(Raw records)
===============

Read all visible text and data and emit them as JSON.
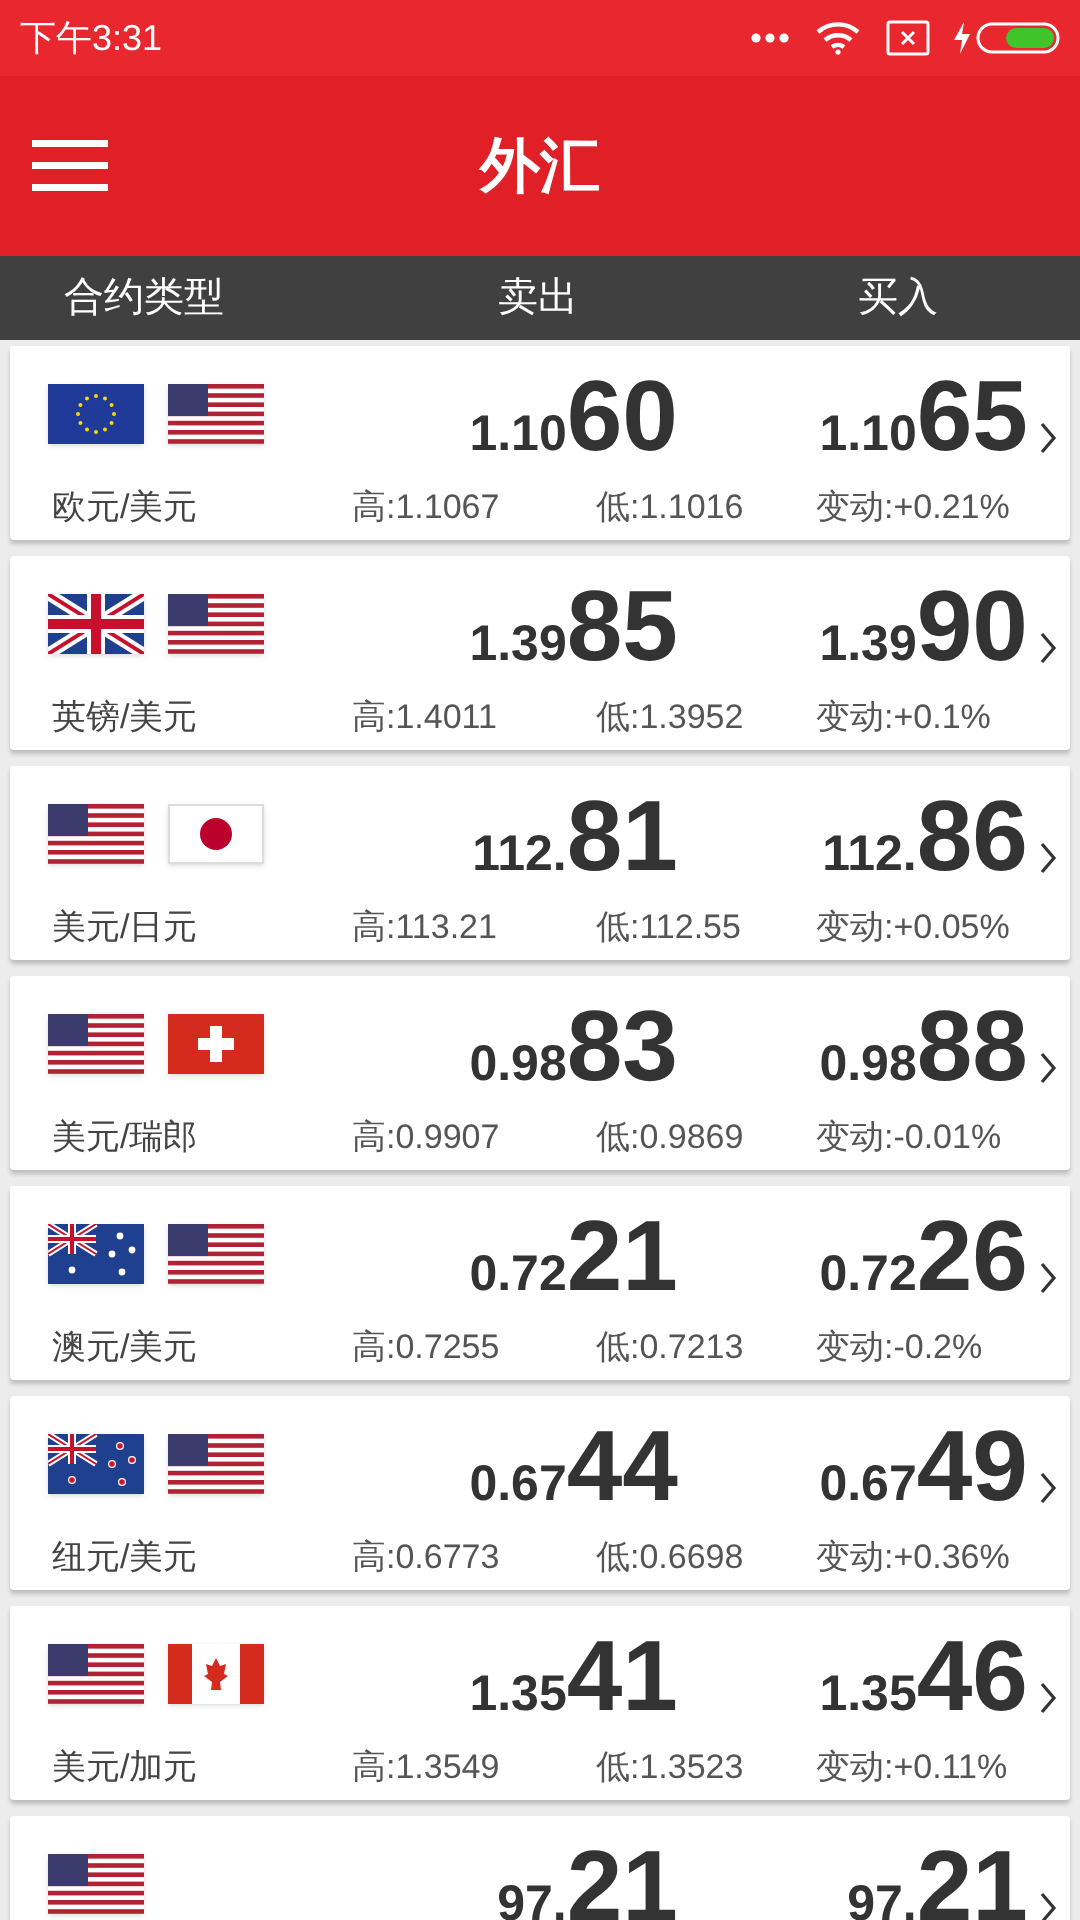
{
  "status_bar": {
    "time": "下午3:31"
  },
  "app_bar": {
    "title": "外汇"
  },
  "columns": [
    "合约类型",
    "卖出",
    "买入"
  ],
  "quotes": [
    {
      "flags": [
        {
          "kind": "eu"
        },
        {
          "kind": "us"
        }
      ],
      "pair": "欧元/美元",
      "sell": {
        "prefix": "1.10",
        "main": "60"
      },
      "buy": {
        "prefix": "1.10",
        "main": "65"
      },
      "high": "高:1.1067",
      "low": "低:1.1016",
      "change": "变动:+0.21%"
    },
    {
      "flags": [
        {
          "kind": "gb"
        },
        {
          "kind": "us"
        }
      ],
      "pair": "英镑/美元",
      "sell": {
        "prefix": "1.39",
        "main": "85"
      },
      "buy": {
        "prefix": "1.39",
        "main": "90"
      },
      "high": "高:1.4011",
      "low": "低:1.3952",
      "change": "变动:+0.1%"
    },
    {
      "flags": [
        {
          "kind": "us"
        },
        {
          "kind": "jp"
        }
      ],
      "pair": "美元/日元",
      "sell": {
        "prefix": "112.",
        "main": "81"
      },
      "buy": {
        "prefix": "112.",
        "main": "86"
      },
      "high": "高:113.21",
      "low": "低:112.55",
      "change": "变动:+0.05%"
    },
    {
      "flags": [
        {
          "kind": "us"
        },
        {
          "kind": "ch"
        }
      ],
      "pair": "美元/瑞郎",
      "sell": {
        "prefix": "0.98",
        "main": "83"
      },
      "buy": {
        "prefix": "0.98",
        "main": "88"
      },
      "high": "高:0.9907",
      "low": "低:0.9869",
      "change": "变动:-0.01%"
    },
    {
      "flags": [
        {
          "kind": "au"
        },
        {
          "kind": "us"
        }
      ],
      "pair": "澳元/美元",
      "sell": {
        "prefix": "0.72",
        "main": "21"
      },
      "buy": {
        "prefix": "0.72",
        "main": "26"
      },
      "high": "高:0.7255",
      "low": "低:0.7213",
      "change": "变动:-0.2%"
    },
    {
      "flags": [
        {
          "kind": "nz"
        },
        {
          "kind": "us"
        }
      ],
      "pair": "纽元/美元",
      "sell": {
        "prefix": "0.67",
        "main": "44"
      },
      "buy": {
        "prefix": "0.67",
        "main": "49"
      },
      "high": "高:0.6773",
      "low": "低:0.6698",
      "change": "变动:+0.36%"
    },
    {
      "flags": [
        {
          "kind": "us"
        },
        {
          "kind": "ca"
        }
      ],
      "pair": "美元/加元",
      "sell": {
        "prefix": "1.35",
        "main": "41"
      },
      "buy": {
        "prefix": "1.35",
        "main": "46"
      },
      "high": "高:1.3549",
      "low": "低:1.3523",
      "change": "变动:+0.11%"
    },
    {
      "flags": [
        {
          "kind": "us"
        }
      ],
      "sell": {
        "prefix": "97.",
        "main": "21"
      },
      "buy": {
        "prefix": "97.",
        "main": "21"
      }
    }
  ]
}
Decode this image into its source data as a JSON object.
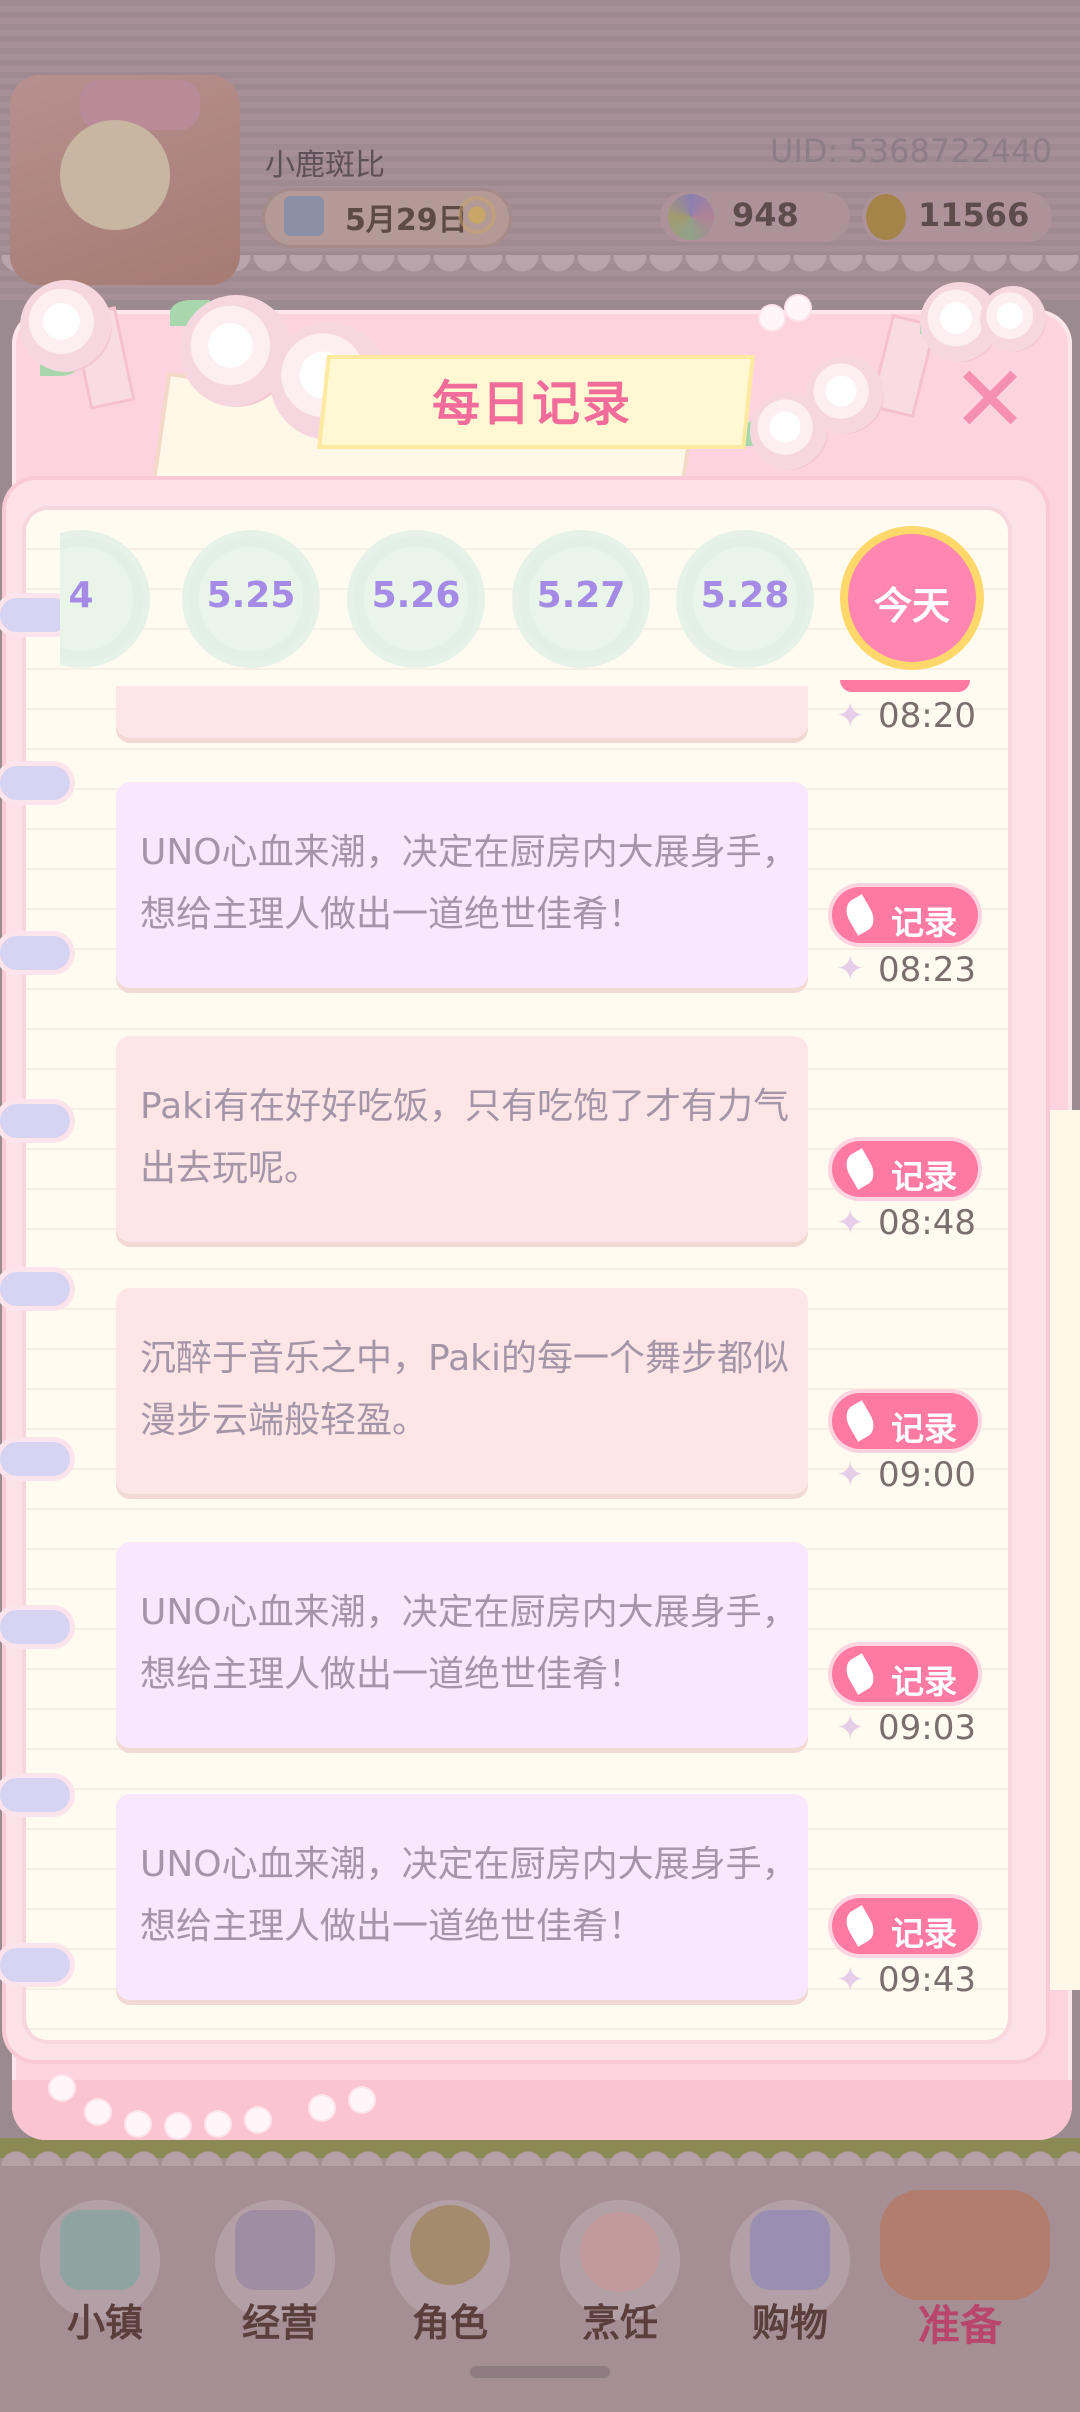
{
  "header": {
    "player_name": "小鹿斑比",
    "uid": "UID: 5368722440",
    "date": "5月29日",
    "flowers": "948",
    "coins": "11566"
  },
  "dialog": {
    "title": "每日记录",
    "close_label": "✕"
  },
  "date_tabs": [
    {
      "label": "4"
    },
    {
      "label": "5.25"
    },
    {
      "label": "5.26"
    },
    {
      "label": "5.27"
    },
    {
      "label": "5.28"
    },
    {
      "label": "今天",
      "selected": true
    }
  ],
  "record_button_label": "记录",
  "entries": [
    {
      "text": "",
      "time": "08:20",
      "color": "pink"
    },
    {
      "text": "UNO心血来潮，决定在厨房内大展身手，想给主理人做出一道绝世佳肴！",
      "time": "08:23",
      "color": "lavender"
    },
    {
      "text": "Paki有在好好吃饭，只有吃饱了才有力气出去玩呢。",
      "time": "08:48",
      "color": "pink"
    },
    {
      "text": "沉醉于音乐之中，Paki的每一个舞步都似漫步云端般轻盈。",
      "time": "09:00",
      "color": "pink"
    },
    {
      "text": "UNO心血来潮，决定在厨房内大展身手，想给主理人做出一道绝世佳肴！",
      "time": "09:03",
      "color": "lavender"
    },
    {
      "text": "UNO心血来潮，决定在厨房内大展身手，想给主理人做出一道绝世佳肴！",
      "time": "09:43",
      "color": "lavender"
    }
  ],
  "nav": [
    {
      "label": "小镇",
      "icon": "map-icon"
    },
    {
      "label": "经营",
      "icon": "shop-bag-icon"
    },
    {
      "label": "角色",
      "icon": "character-icon"
    },
    {
      "label": "烹饪",
      "icon": "cooking-icon"
    },
    {
      "label": "购物",
      "icon": "shopping-bag-icon"
    },
    {
      "label": "准备",
      "icon": "basket-icon",
      "active": true
    }
  ],
  "colors": {
    "accent_pink": "#ff7aa3",
    "title_pink": "#f16c9b",
    "date_purple": "#a58ae6",
    "today_ring": "#ffd86b"
  }
}
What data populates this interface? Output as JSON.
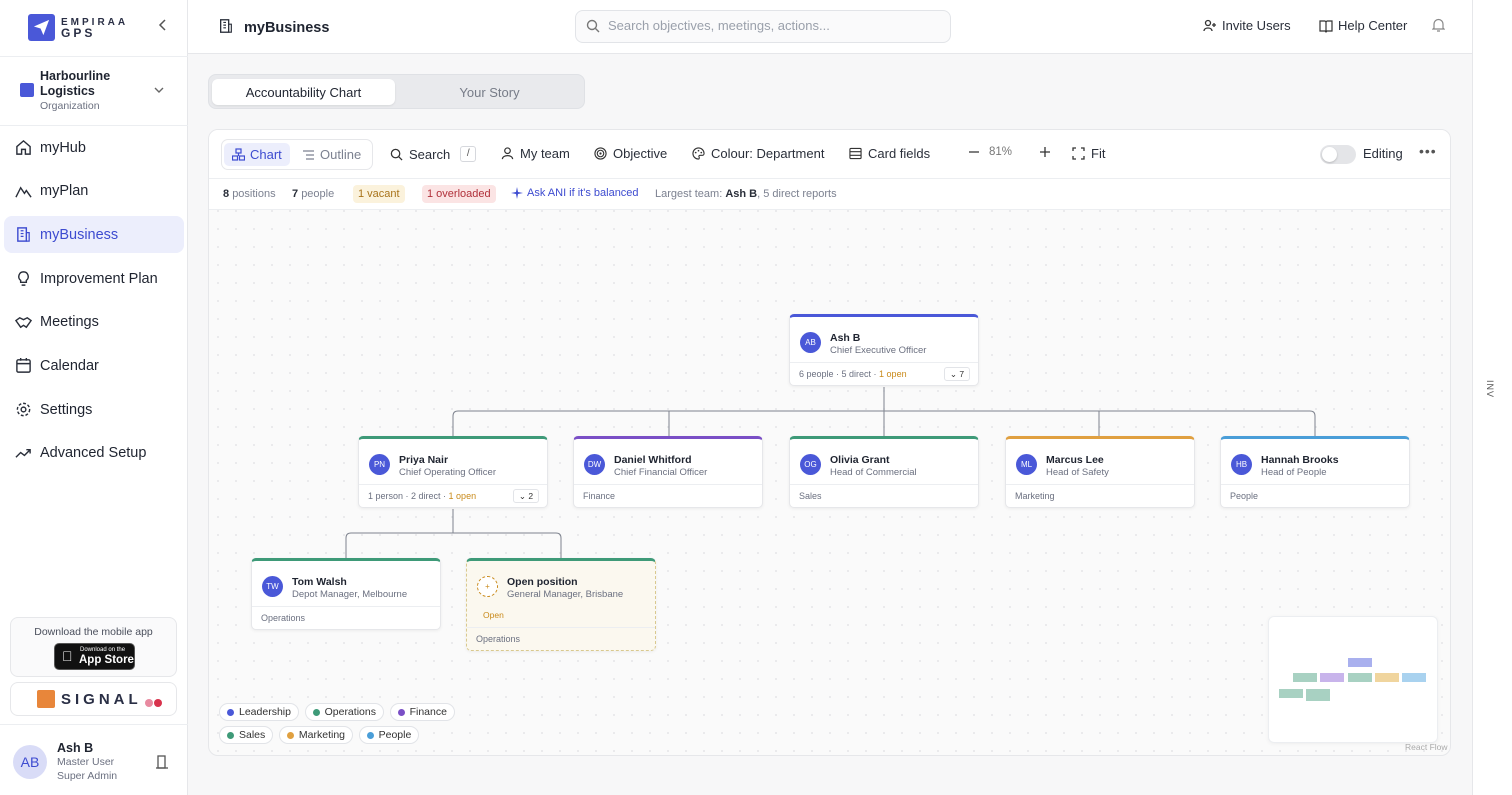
{
  "sidebar": {
    "brand_top": "EMPIRAA",
    "brand_bottom": "GPS",
    "org_name": "Harbourline Logistics",
    "org_type": "Organization",
    "items": [
      {
        "label": "myHub",
        "icon": "home-icon"
      },
      {
        "label": "myPlan",
        "icon": "mountain-icon"
      },
      {
        "label": "myBusiness",
        "icon": "building-icon",
        "active": true
      },
      {
        "label": "Improvement Plan",
        "icon": "lightbulb-icon"
      },
      {
        "label": "Meetings",
        "icon": "handshake-icon"
      },
      {
        "label": "Calendar",
        "icon": "calendar-icon"
      },
      {
        "label": "Settings",
        "icon": "gear-icon"
      },
      {
        "label": "Advanced Setup",
        "icon": "trend-icon"
      }
    ],
    "mobile_text": "Download the mobile app",
    "appstore_small": "Download on the",
    "appstore_big": "App Store",
    "signal_text": "SIGNAL",
    "user_initials": "AB",
    "user_name": "Ash B",
    "user_role": "Master User",
    "user_role2": "Super Admin"
  },
  "header": {
    "title": "myBusiness",
    "search_placeholder": "Search objectives, meetings, actions...",
    "invite": "Invite Users",
    "help": "Help Center"
  },
  "right_strip": "INV",
  "tabs": [
    "Accountability Chart",
    "Your Story"
  ],
  "toolbar": {
    "chart": "Chart",
    "outline": "Outline",
    "search": "Search",
    "search_key": "/",
    "my_team": "My team",
    "objective": "Objective",
    "colour": "Colour: Department",
    "card_fields": "Card fields",
    "zoom": "81%",
    "fit": "Fit",
    "editing": "Editing"
  },
  "stats": {
    "positions_n": "8",
    "positions": "positions",
    "people_n": "7",
    "people": "people",
    "vacant": "1 vacant",
    "overloaded": "1 overloaded",
    "ask": "Ask ANI if it's balanced",
    "largest_label": "Largest team:",
    "largest_name": "Ash B",
    "largest_rest": ", 5 direct reports"
  },
  "cards": {
    "ceo": {
      "initials": "AB",
      "name": "Ash B",
      "role": "Chief Executive Officer",
      "footer": "6 people · 5 direct · ",
      "open": "1 open",
      "count": "7"
    },
    "coo": {
      "initials": "PN",
      "name": "Priya Nair",
      "role": "Chief Operating Officer",
      "footer": "1 person · 2 direct · ",
      "open": "1 open",
      "count": "2"
    },
    "cfo": {
      "initials": "DW",
      "name": "Daniel Whitford",
      "role": "Chief Financial Officer",
      "footer": "Finance"
    },
    "com": {
      "initials": "OG",
      "name": "Olivia Grant",
      "role": "Head of Commercial",
      "footer": "Sales"
    },
    "saf": {
      "initials": "ML",
      "name": "Marcus Lee",
      "role": "Head of Safety",
      "footer": "Marketing"
    },
    "ppl": {
      "initials": "HB",
      "name": "Hannah Brooks",
      "role": "Head of People",
      "footer": "People"
    },
    "dep": {
      "initials": "TW",
      "name": "Tom Walsh",
      "role": "Depot Manager, Melbourne",
      "footer": "Operations"
    },
    "vac": {
      "initials": "+",
      "name": "Open position",
      "role": "General Manager, Brisbane",
      "tag": "Open",
      "footer": "Operations"
    }
  },
  "legend": [
    {
      "label": "Leadership",
      "color": "#4a58d8"
    },
    {
      "label": "Operations",
      "color": "#3e9a78"
    },
    {
      "label": "Finance",
      "color": "#7a4fc6"
    },
    {
      "label": "Sales",
      "color": "#3e9a78"
    },
    {
      "label": "Marketing",
      "color": "#e0a040"
    },
    {
      "label": "People",
      "color": "#4a9ed8"
    }
  ],
  "react_flow": "React Flow"
}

===============

List every line in the records above that contains the word "myBusiness".

        "label": "myBusiness",
    "title": "myBusiness",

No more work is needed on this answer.